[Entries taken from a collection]
START

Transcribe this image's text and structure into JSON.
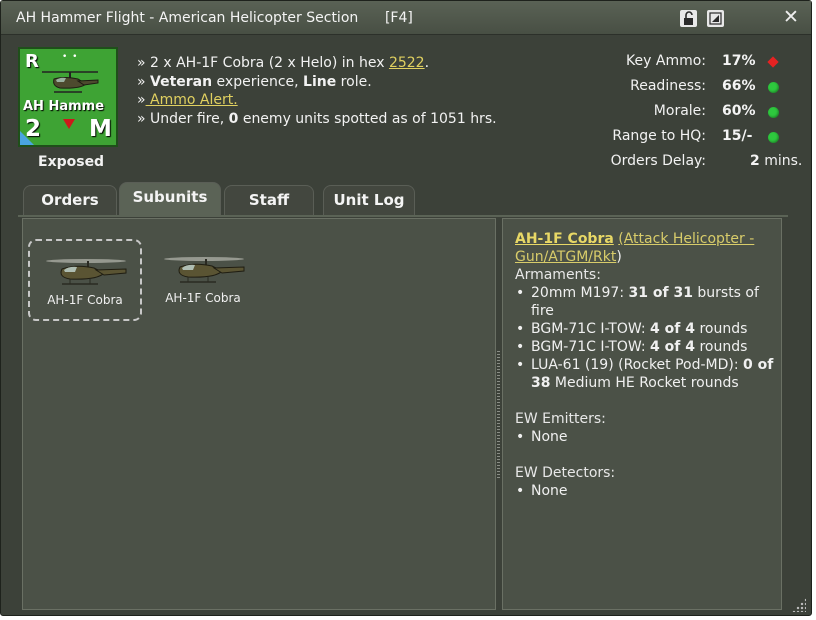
{
  "window": {
    "title": "AH Hammer Flight - American Helicopter Section",
    "hotkey": "[F4]"
  },
  "unit_icon": {
    "top_left": "R",
    "top_dots": "• •",
    "name": "AH Hamme",
    "number": "2",
    "size_letter": "M",
    "colors": {
      "background": "#3ea334",
      "marker": "#cc1a1a",
      "flag": "#4aa4e0"
    }
  },
  "status_label": "Exposed",
  "info": {
    "line1_prefix": "» 2 x AH-1F Cobra (2 x Helo) in hex ",
    "line1_hex": "2522",
    "line1_suffix": ".",
    "line2_prefix": "» ",
    "line2_experience": "Veteran",
    "line2_mid": " experience, ",
    "line2_role": "Line",
    "line2_suffix": " role.",
    "line3_prefix": "»",
    "line3_link": " Ammo Alert.",
    "line4_prefix": "» Under fire, ",
    "line4_count": "0",
    "line4_suffix": " enemy units spotted as of 1051 hrs."
  },
  "stats": [
    {
      "label": "Key Ammo:",
      "value": "17%",
      "indicator": "red-diamond"
    },
    {
      "label": "Readiness:",
      "value": "66%",
      "indicator": "green-dot"
    },
    {
      "label": "Morale:",
      "value": "60%",
      "indicator": "green-dot"
    },
    {
      "label": "Range to HQ:",
      "value": "15/-",
      "indicator": "green-dot"
    }
  ],
  "orders_delay": {
    "label": "Orders Delay:",
    "value": "2",
    "unit": " mins."
  },
  "tabs": [
    {
      "label": "Orders",
      "active": false
    },
    {
      "label": "Subunits",
      "active": true
    },
    {
      "label": "Staff",
      "active": false
    },
    {
      "label": "Unit Log",
      "active": false
    }
  ],
  "subunits": [
    {
      "label": "AH-1F Cobra",
      "selected": true
    },
    {
      "label": "AH-1F Cobra",
      "selected": false
    }
  ],
  "detail": {
    "name": "AH-1F Cobra",
    "type_link": "(Attack Helicopter - Gun/ATGM/Rkt",
    "type_close": ")",
    "armaments_header": "Armaments:",
    "armaments": [
      {
        "prefix": "20mm M197: ",
        "count": "31 of 31",
        "suffix": " bursts of fire"
      },
      {
        "prefix": "BGM-71C I-TOW: ",
        "count": "4 of 4",
        "suffix": " rounds"
      },
      {
        "prefix": "BGM-71C I-TOW: ",
        "count": "4 of 4",
        "suffix": " rounds"
      },
      {
        "prefix": "LUA-61 (19) (Rocket Pod-MD): ",
        "count": "0 of 38",
        "suffix": " Medium HE Rocket rounds"
      }
    ],
    "ew_emitters_header": "EW Emitters:",
    "ew_emitters": [
      "None"
    ],
    "ew_detectors_header": "EW Detectors:",
    "ew_detectors": [
      "None"
    ]
  },
  "icons": {
    "lock": "unlock-icon",
    "restore": "restore-icon",
    "close": "close-icon",
    "close_glyph": "✕",
    "restore_glyph": "◩",
    "resize": "resize-grip-icon"
  }
}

END

* [Required work] Reproduce each record from above exactly; pictures do not belong in the copy.

* [Result of this exercise]
Transcribe this image's text and structure into JSON.
{
  "window": {
    "title": "AH Hammer Flight - American Helicopter Section",
    "hotkey": "[F4]"
  },
  "unit_icon": {
    "top_left": "R",
    "top_dots": "• •",
    "name": "AH Hamme",
    "number": "2",
    "size_letter": "M",
    "colors": {
      "background": "#3ea334",
      "marker": "#cc1a1a",
      "flag": "#4aa4e0"
    }
  },
  "status_label": "Exposed",
  "info": {
    "line1_prefix": "» 2 x AH-1F Cobra (2 x Helo) in hex ",
    "line1_hex": "2522",
    "line1_suffix": ".",
    "line2_prefix": "» ",
    "line2_experience": "Veteran",
    "line2_mid": " experience, ",
    "line2_role": "Line",
    "line2_suffix": " role.",
    "line3_prefix": "»",
    "line3_link": " Ammo Alert.",
    "line4_prefix": "» Under fire, ",
    "line4_count": "0",
    "line4_suffix": " enemy units spotted as of 1051 hrs."
  },
  "stats": [
    {
      "label": "Key Ammo:",
      "value": "17%",
      "indicator": "red-diamond"
    },
    {
      "label": "Readiness:",
      "value": "66%",
      "indicator": "green-dot"
    },
    {
      "label": "Morale:",
      "value": "60%",
      "indicator": "green-dot"
    },
    {
      "label": "Range to HQ:",
      "value": "15/-",
      "indicator": "green-dot"
    }
  ],
  "orders_delay": {
    "label": "Orders Delay:",
    "value": "2",
    "unit": " mins."
  },
  "tabs": [
    {
      "label": "Orders",
      "active": false
    },
    {
      "label": "Subunits",
      "active": true
    },
    {
      "label": "Staff",
      "active": false
    },
    {
      "label": "Unit Log",
      "active": false
    }
  ],
  "subunits": [
    {
      "label": "AH-1F Cobra",
      "selected": true
    },
    {
      "label": "AH-1F Cobra",
      "selected": false
    }
  ],
  "detail": {
    "name": "AH-1F Cobra",
    "type_link": "(Attack Helicopter - Gun/ATGM/Rkt",
    "type_close": ")",
    "armaments_header": "Armaments:",
    "armaments": [
      {
        "prefix": "20mm M197: ",
        "count": "31 of 31",
        "suffix": " bursts of fire"
      },
      {
        "prefix": "BGM-71C I-TOW: ",
        "count": "4 of 4",
        "suffix": " rounds"
      },
      {
        "prefix": "BGM-71C I-TOW: ",
        "count": "4 of 4",
        "suffix": " rounds"
      },
      {
        "prefix": "LUA-61 (19) (Rocket Pod-MD): ",
        "count": "0 of 38",
        "suffix": " Medium HE Rocket rounds"
      }
    ],
    "ew_emitters_header": "EW Emitters:",
    "ew_emitters": [
      "None"
    ],
    "ew_detectors_header": "EW Detectors:",
    "ew_detectors": [
      "None"
    ]
  },
  "icons": {
    "lock": "unlock-icon",
    "restore": "restore-icon",
    "close": "close-icon",
    "close_glyph": "✕",
    "restore_glyph": "◩",
    "resize": "resize-grip-icon"
  }
}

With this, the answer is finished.